● Work required:
Which lines hold the word "weight"? Show each of them.

* start *

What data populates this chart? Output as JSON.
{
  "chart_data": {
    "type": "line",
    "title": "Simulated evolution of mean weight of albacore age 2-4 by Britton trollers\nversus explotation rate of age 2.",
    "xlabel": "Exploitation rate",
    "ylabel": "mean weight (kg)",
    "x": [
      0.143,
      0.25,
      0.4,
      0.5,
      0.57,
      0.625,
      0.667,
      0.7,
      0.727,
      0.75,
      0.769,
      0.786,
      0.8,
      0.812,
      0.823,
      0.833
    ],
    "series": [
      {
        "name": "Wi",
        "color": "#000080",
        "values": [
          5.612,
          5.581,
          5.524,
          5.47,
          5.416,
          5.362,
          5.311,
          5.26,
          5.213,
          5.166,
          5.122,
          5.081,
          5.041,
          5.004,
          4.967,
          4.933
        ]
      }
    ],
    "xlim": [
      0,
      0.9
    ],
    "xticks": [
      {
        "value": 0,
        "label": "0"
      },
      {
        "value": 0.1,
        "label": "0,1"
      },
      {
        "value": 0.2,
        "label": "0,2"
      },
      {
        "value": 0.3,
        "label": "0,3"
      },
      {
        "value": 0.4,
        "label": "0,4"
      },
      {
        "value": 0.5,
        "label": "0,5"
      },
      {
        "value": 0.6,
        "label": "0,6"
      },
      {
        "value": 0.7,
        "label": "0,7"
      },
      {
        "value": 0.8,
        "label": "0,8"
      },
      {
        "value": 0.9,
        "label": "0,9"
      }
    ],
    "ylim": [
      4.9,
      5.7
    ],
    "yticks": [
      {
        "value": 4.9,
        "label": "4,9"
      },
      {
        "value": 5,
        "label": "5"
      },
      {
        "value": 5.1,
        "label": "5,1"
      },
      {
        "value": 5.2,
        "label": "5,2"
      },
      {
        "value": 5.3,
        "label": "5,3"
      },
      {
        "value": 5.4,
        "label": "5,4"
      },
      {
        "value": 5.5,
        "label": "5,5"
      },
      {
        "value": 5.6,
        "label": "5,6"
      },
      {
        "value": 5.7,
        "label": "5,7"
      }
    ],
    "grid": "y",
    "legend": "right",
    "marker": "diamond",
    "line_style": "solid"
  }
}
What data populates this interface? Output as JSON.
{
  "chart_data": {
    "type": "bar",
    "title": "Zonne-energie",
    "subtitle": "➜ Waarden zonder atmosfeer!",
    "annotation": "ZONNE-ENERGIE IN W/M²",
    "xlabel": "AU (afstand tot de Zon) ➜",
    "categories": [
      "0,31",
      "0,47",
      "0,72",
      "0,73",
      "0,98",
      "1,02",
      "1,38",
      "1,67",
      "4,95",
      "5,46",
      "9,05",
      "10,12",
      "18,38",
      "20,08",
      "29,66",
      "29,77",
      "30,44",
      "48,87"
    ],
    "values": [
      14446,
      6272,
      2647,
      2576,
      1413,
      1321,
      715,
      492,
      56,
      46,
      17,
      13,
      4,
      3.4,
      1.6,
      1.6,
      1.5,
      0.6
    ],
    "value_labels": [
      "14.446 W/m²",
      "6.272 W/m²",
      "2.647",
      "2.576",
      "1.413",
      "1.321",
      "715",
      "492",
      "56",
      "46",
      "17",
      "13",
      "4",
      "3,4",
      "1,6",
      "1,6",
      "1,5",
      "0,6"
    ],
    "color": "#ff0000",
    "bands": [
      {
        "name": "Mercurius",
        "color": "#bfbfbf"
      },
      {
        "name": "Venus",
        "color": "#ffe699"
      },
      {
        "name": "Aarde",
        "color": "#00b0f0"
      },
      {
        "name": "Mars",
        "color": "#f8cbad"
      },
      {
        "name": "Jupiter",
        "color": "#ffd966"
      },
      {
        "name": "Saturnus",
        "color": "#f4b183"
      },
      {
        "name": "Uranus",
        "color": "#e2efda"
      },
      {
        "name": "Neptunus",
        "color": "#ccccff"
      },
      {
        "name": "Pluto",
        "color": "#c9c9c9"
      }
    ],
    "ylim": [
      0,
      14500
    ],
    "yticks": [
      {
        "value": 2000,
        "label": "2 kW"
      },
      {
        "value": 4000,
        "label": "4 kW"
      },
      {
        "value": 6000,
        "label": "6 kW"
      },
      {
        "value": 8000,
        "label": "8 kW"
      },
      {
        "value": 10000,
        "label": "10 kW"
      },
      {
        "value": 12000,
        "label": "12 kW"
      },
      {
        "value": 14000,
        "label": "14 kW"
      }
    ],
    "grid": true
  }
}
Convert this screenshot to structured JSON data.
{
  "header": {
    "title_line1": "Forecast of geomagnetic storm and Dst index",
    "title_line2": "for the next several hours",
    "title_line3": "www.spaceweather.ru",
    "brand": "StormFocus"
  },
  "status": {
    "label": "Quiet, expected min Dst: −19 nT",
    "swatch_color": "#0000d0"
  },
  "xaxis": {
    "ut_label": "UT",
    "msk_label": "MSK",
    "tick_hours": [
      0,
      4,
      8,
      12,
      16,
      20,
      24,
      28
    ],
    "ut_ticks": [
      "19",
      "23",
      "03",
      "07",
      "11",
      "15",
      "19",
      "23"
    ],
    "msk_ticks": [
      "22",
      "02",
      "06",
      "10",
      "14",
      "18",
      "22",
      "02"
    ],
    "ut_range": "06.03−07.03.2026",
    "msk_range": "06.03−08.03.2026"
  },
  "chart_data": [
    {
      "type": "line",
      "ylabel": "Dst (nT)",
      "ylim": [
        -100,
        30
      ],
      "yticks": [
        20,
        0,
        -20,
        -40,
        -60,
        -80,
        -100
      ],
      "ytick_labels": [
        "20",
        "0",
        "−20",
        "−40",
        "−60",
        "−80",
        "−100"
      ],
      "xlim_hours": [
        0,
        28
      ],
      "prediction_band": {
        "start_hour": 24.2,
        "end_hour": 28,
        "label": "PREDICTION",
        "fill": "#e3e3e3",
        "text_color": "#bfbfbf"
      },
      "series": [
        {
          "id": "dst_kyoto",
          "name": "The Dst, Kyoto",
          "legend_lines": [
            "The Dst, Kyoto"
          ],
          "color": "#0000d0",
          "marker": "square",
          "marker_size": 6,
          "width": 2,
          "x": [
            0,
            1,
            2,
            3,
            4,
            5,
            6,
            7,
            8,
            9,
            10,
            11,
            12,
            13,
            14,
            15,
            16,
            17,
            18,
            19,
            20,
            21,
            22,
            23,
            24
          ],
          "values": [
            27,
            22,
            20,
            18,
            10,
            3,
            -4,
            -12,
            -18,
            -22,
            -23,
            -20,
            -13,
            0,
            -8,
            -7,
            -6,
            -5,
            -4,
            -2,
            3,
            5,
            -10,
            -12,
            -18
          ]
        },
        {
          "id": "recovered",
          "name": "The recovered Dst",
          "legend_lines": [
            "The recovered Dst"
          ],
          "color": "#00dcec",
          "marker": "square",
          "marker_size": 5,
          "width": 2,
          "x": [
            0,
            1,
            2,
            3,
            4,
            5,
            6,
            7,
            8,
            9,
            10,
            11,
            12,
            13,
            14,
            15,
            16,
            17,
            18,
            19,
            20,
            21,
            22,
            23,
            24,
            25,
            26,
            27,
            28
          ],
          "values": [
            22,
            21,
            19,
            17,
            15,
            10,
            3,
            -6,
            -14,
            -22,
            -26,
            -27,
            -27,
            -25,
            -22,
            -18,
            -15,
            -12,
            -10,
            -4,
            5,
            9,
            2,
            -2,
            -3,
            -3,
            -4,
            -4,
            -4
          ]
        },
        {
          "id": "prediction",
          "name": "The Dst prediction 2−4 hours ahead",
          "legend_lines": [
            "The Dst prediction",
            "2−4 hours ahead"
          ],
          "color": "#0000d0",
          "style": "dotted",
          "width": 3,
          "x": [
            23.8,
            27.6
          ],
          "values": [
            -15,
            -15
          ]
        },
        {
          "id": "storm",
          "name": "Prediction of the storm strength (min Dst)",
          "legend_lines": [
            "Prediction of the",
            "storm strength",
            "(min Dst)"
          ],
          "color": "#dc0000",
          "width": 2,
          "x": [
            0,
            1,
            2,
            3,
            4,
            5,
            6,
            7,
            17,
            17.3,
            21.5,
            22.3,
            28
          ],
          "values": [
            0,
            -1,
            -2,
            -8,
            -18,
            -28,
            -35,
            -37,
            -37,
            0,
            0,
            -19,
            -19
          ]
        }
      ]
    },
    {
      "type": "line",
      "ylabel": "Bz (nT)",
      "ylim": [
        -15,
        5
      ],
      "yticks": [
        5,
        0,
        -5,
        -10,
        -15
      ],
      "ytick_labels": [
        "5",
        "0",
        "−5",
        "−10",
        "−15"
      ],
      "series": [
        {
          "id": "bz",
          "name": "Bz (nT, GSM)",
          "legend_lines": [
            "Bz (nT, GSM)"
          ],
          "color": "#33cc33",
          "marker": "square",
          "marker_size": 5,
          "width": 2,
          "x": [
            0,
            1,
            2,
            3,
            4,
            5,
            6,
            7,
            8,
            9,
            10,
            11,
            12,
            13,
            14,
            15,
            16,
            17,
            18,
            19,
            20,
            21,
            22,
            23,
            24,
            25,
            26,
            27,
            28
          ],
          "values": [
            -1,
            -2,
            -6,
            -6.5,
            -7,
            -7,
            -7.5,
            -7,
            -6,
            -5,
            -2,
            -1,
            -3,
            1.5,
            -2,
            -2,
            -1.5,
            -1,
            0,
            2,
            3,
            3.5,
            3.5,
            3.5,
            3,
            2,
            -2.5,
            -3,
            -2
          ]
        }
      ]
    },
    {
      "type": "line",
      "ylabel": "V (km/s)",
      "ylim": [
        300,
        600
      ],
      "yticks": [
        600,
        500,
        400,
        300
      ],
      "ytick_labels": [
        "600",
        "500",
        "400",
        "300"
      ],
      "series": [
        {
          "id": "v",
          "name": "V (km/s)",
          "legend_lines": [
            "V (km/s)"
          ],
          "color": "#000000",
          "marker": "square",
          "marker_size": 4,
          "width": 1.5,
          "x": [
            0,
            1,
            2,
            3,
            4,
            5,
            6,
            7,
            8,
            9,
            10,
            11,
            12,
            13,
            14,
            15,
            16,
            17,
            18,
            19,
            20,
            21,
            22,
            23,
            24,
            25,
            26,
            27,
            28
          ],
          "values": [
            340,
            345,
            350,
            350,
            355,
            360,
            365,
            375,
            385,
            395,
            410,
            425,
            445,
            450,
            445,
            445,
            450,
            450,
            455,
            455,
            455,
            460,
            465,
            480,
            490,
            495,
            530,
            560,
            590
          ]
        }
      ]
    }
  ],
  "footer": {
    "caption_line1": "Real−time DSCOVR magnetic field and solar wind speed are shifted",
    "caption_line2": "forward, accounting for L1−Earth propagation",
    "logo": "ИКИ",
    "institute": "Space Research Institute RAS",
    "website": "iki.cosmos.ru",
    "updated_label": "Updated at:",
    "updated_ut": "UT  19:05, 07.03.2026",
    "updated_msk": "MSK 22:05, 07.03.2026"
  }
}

* end *

● Response:
    "title": "Simulated evolution of mean weight of albacore age 2-4 by Britton trollers\nversus explotation rate of age 2.",
    "ylabel": "mean weight (kg)",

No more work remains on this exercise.